--- Begin DATA FOR PROCESSING ---
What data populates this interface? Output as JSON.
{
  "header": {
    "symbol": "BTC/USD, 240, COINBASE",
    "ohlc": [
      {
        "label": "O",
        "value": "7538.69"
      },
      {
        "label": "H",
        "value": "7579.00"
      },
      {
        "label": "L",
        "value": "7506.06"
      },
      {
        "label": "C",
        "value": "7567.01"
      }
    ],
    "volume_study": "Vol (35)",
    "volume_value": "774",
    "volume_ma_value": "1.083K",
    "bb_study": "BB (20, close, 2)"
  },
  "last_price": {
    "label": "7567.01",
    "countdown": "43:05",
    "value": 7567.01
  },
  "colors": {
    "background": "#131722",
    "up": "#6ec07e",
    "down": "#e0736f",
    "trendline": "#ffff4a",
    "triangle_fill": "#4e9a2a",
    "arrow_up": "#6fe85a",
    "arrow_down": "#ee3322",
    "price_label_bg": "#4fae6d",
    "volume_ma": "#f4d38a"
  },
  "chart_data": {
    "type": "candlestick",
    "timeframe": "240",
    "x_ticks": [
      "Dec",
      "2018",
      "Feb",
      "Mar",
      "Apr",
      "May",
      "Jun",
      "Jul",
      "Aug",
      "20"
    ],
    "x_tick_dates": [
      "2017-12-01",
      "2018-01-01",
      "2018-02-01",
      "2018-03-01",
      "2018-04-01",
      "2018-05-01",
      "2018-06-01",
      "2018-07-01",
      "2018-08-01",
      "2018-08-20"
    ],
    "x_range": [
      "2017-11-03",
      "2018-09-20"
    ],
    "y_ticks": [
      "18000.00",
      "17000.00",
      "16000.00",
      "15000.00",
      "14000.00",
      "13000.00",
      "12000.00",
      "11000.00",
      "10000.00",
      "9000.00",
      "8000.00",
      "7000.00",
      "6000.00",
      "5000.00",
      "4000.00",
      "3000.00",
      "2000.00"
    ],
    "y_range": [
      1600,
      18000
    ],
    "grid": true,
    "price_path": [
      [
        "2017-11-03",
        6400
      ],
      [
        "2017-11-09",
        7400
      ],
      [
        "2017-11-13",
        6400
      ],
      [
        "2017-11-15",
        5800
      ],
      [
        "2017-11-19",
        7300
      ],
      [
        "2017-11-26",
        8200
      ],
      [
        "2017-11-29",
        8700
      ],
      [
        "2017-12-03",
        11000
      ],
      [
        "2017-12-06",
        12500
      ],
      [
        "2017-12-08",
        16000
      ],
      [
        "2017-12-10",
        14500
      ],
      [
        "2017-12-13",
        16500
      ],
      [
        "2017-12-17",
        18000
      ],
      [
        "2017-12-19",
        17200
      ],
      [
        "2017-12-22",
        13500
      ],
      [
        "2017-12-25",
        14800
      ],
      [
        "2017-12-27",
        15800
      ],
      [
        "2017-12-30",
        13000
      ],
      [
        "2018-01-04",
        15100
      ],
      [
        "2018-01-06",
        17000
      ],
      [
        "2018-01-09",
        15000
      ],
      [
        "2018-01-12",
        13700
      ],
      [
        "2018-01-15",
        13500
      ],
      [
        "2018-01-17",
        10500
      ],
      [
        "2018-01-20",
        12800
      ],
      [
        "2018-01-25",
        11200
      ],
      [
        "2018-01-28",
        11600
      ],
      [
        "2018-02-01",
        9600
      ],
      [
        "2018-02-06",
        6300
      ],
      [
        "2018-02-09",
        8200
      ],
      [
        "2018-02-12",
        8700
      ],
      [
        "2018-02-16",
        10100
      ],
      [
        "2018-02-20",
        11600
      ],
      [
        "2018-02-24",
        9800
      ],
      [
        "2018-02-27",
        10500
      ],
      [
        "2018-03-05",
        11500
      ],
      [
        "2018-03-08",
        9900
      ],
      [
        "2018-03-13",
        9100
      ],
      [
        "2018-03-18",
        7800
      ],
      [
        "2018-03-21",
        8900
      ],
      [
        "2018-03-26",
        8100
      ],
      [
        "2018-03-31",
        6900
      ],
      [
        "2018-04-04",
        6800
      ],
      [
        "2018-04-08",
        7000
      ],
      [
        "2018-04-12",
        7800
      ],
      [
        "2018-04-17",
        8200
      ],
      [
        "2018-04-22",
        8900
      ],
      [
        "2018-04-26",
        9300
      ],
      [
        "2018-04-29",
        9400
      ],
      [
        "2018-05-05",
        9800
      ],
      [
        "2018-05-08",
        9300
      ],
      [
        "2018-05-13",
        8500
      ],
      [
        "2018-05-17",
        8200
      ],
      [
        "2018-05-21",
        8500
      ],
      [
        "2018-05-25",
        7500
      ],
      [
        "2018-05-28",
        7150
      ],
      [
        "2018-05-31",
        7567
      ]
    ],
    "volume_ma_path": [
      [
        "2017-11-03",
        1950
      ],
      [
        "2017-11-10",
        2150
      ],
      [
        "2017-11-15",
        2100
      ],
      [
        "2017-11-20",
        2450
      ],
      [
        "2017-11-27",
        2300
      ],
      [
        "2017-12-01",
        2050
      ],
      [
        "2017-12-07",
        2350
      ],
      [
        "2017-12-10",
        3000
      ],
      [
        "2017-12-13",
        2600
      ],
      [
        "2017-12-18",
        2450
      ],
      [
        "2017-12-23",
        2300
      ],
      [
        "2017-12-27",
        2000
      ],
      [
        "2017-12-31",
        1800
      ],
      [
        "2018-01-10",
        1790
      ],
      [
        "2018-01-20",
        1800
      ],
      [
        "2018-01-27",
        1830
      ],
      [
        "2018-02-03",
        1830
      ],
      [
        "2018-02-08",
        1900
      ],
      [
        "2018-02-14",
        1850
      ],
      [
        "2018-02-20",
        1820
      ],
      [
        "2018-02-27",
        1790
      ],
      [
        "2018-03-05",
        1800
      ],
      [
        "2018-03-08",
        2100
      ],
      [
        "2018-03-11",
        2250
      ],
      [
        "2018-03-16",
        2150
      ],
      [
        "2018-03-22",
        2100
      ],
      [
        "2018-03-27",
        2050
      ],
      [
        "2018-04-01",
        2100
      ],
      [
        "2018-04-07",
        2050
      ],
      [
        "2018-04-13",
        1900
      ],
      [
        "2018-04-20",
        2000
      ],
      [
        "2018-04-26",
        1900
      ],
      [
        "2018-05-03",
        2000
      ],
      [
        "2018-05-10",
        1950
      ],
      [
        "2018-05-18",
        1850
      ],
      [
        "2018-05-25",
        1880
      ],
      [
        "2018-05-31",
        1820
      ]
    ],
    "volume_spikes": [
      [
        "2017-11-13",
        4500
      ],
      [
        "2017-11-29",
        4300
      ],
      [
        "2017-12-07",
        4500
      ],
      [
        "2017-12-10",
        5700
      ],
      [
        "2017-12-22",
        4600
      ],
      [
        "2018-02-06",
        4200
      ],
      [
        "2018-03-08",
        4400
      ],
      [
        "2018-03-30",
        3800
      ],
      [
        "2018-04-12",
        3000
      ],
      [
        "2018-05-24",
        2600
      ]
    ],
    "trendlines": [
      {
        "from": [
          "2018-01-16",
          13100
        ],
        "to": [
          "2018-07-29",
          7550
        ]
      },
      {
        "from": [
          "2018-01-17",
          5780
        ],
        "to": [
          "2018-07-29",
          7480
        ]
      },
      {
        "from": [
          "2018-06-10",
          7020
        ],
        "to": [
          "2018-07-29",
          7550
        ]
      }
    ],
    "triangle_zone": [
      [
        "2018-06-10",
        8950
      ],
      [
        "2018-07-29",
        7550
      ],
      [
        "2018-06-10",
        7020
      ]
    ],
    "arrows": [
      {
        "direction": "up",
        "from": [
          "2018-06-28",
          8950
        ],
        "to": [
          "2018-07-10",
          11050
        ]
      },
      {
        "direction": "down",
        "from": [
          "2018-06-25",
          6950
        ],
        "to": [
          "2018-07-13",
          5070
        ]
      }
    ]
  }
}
--- End DATA FOR PROCESSING ---
▶ [STATED EXERCISE]: Write out the full listing exactly as given.

▶ [TASK RESPONSE]:
What data populates this interface? Output as JSON.
{
  "header": {
    "symbol": "BTC/USD, 240, COINBASE",
    "ohlc": [
      {
        "label": "O",
        "value": "7538.69"
      },
      {
        "label": "H",
        "value": "7579.00"
      },
      {
        "label": "L",
        "value": "7506.06"
      },
      {
        "label": "C",
        "value": "7567.01"
      }
    ],
    "volume_study": "Vol (35)",
    "volume_value": "774",
    "volume_ma_value": "1.083K",
    "bb_study": "BB (20, close, 2)"
  },
  "last_price": {
    "label": "7567.01",
    "countdown": "43:05",
    "value": 7567.01
  },
  "colors": {
    "background": "#131722",
    "up": "#6ec07e",
    "down": "#e0736f",
    "trendline": "#ffff4a",
    "triangle_fill": "#4e9a2a",
    "arrow_up": "#6fe85a",
    "arrow_down": "#ee3322",
    "price_label_bg": "#4fae6d",
    "volume_ma": "#f4d38a"
  },
  "chart_data": {
    "type": "candlestick",
    "timeframe": "240",
    "x_ticks": [
      "Dec",
      "2018",
      "Feb",
      "Mar",
      "Apr",
      "May",
      "Jun",
      "Jul",
      "Aug",
      "20"
    ],
    "x_tick_dates": [
      "2017-12-01",
      "2018-01-01",
      "2018-02-01",
      "2018-03-01",
      "2018-04-01",
      "2018-05-01",
      "2018-06-01",
      "2018-07-01",
      "2018-08-01",
      "2018-08-20"
    ],
    "x_range": [
      "2017-11-03",
      "2018-09-20"
    ],
    "y_ticks": [
      "18000.00",
      "17000.00",
      "16000.00",
      "15000.00",
      "14000.00",
      "13000.00",
      "12000.00",
      "11000.00",
      "10000.00",
      "9000.00",
      "8000.00",
      "7000.00",
      "6000.00",
      "5000.00",
      "4000.00",
      "3000.00",
      "2000.00"
    ],
    "y_range": [
      1600,
      18000
    ],
    "grid": true,
    "price_path": [
      [
        "2017-11-03",
        6400
      ],
      [
        "2017-11-09",
        7400
      ],
      [
        "2017-11-13",
        6400
      ],
      [
        "2017-11-15",
        5800
      ],
      [
        "2017-11-19",
        7300
      ],
      [
        "2017-11-26",
        8200
      ],
      [
        "2017-11-29",
        8700
      ],
      [
        "2017-12-03",
        11000
      ],
      [
        "2017-12-06",
        12500
      ],
      [
        "2017-12-08",
        16000
      ],
      [
        "2017-12-10",
        14500
      ],
      [
        "2017-12-13",
        16500
      ],
      [
        "2017-12-17",
        18000
      ],
      [
        "2017-12-19",
        17200
      ],
      [
        "2017-12-22",
        13500
      ],
      [
        "2017-12-25",
        14800
      ],
      [
        "2017-12-27",
        15800
      ],
      [
        "2017-12-30",
        13000
      ],
      [
        "2018-01-04",
        15100
      ],
      [
        "2018-01-06",
        17000
      ],
      [
        "2018-01-09",
        15000
      ],
      [
        "2018-01-12",
        13700
      ],
      [
        "2018-01-15",
        13500
      ],
      [
        "2018-01-17",
        10500
      ],
      [
        "2018-01-20",
        12800
      ],
      [
        "2018-01-25",
        11200
      ],
      [
        "2018-01-28",
        11600
      ],
      [
        "2018-02-01",
        9600
      ],
      [
        "2018-02-06",
        6300
      ],
      [
        "2018-02-09",
        8200
      ],
      [
        "2018-02-12",
        8700
      ],
      [
        "2018-02-16",
        10100
      ],
      [
        "2018-02-20",
        11600
      ],
      [
        "2018-02-24",
        9800
      ],
      [
        "2018-02-27",
        10500
      ],
      [
        "2018-03-05",
        11500
      ],
      [
        "2018-03-08",
        9900
      ],
      [
        "2018-03-13",
        9100
      ],
      [
        "2018-03-18",
        7800
      ],
      [
        "2018-03-21",
        8900
      ],
      [
        "2018-03-26",
        8100
      ],
      [
        "2018-03-31",
        6900
      ],
      [
        "2018-04-04",
        6800
      ],
      [
        "2018-04-08",
        7000
      ],
      [
        "2018-04-12",
        7800
      ],
      [
        "2018-04-17",
        8200
      ],
      [
        "2018-04-22",
        8900
      ],
      [
        "2018-04-26",
        9300
      ],
      [
        "2018-04-29",
        9400
      ],
      [
        "2018-05-05",
        9800
      ],
      [
        "2018-05-08",
        9300
      ],
      [
        "2018-05-13",
        8500
      ],
      [
        "2018-05-17",
        8200
      ],
      [
        "2018-05-21",
        8500
      ],
      [
        "2018-05-25",
        7500
      ],
      [
        "2018-05-28",
        7150
      ],
      [
        "2018-05-31",
        7567
      ]
    ],
    "volume_ma_path": [
      [
        "2017-11-03",
        1950
      ],
      [
        "2017-11-10",
        2150
      ],
      [
        "2017-11-15",
        2100
      ],
      [
        "2017-11-20",
        2450
      ],
      [
        "2017-11-27",
        2300
      ],
      [
        "2017-12-01",
        2050
      ],
      [
        "2017-12-07",
        2350
      ],
      [
        "2017-12-10",
        3000
      ],
      [
        "2017-12-13",
        2600
      ],
      [
        "2017-12-18",
        2450
      ],
      [
        "2017-12-23",
        2300
      ],
      [
        "2017-12-27",
        2000
      ],
      [
        "2017-12-31",
        1800
      ],
      [
        "2018-01-10",
        1790
      ],
      [
        "2018-01-20",
        1800
      ],
      [
        "2018-01-27",
        1830
      ],
      [
        "2018-02-03",
        1830
      ],
      [
        "2018-02-08",
        1900
      ],
      [
        "2018-02-14",
        1850
      ],
      [
        "2018-02-20",
        1820
      ],
      [
        "2018-02-27",
        1790
      ],
      [
        "2018-03-05",
        1800
      ],
      [
        "2018-03-08",
        2100
      ],
      [
        "2018-03-11",
        2250
      ],
      [
        "2018-03-16",
        2150
      ],
      [
        "2018-03-22",
        2100
      ],
      [
        "2018-03-27",
        2050
      ],
      [
        "2018-04-01",
        2100
      ],
      [
        "2018-04-07",
        2050
      ],
      [
        "2018-04-13",
        1900
      ],
      [
        "2018-04-20",
        2000
      ],
      [
        "2018-04-26",
        1900
      ],
      [
        "2018-05-03",
        2000
      ],
      [
        "2018-05-10",
        1950
      ],
      [
        "2018-05-18",
        1850
      ],
      [
        "2018-05-25",
        1880
      ],
      [
        "2018-05-31",
        1820
      ]
    ],
    "volume_spikes": [
      [
        "2017-11-13",
        4500
      ],
      [
        "2017-11-29",
        4300
      ],
      [
        "2017-12-07",
        4500
      ],
      [
        "2017-12-10",
        5700
      ],
      [
        "2017-12-22",
        4600
      ],
      [
        "2018-02-06",
        4200
      ],
      [
        "2018-03-08",
        4400
      ],
      [
        "2018-03-30",
        3800
      ],
      [
        "2018-04-12",
        3000
      ],
      [
        "2018-05-24",
        2600
      ]
    ],
    "trendlines": [
      {
        "from": [
          "2018-01-16",
          13100
        ],
        "to": [
          "2018-07-29",
          7550
        ]
      },
      {
        "from": [
          "2018-01-17",
          5780
        ],
        "to": [
          "2018-07-29",
          7480
        ]
      },
      {
        "from": [
          "2018-06-10",
          7020
        ],
        "to": [
          "2018-07-29",
          7550
        ]
      }
    ],
    "triangle_zone": [
      [
        "2018-06-10",
        8950
      ],
      [
        "2018-07-29",
        7550
      ],
      [
        "2018-06-10",
        7020
      ]
    ],
    "arrows": [
      {
        "direction": "up",
        "from": [
          "2018-06-28",
          8950
        ],
        "to": [
          "2018-07-10",
          11050
        ]
      },
      {
        "direction": "down",
        "from": [
          "2018-06-25",
          6950
        ],
        "to": [
          "2018-07-13",
          5070
        ]
      }
    ]
  }
}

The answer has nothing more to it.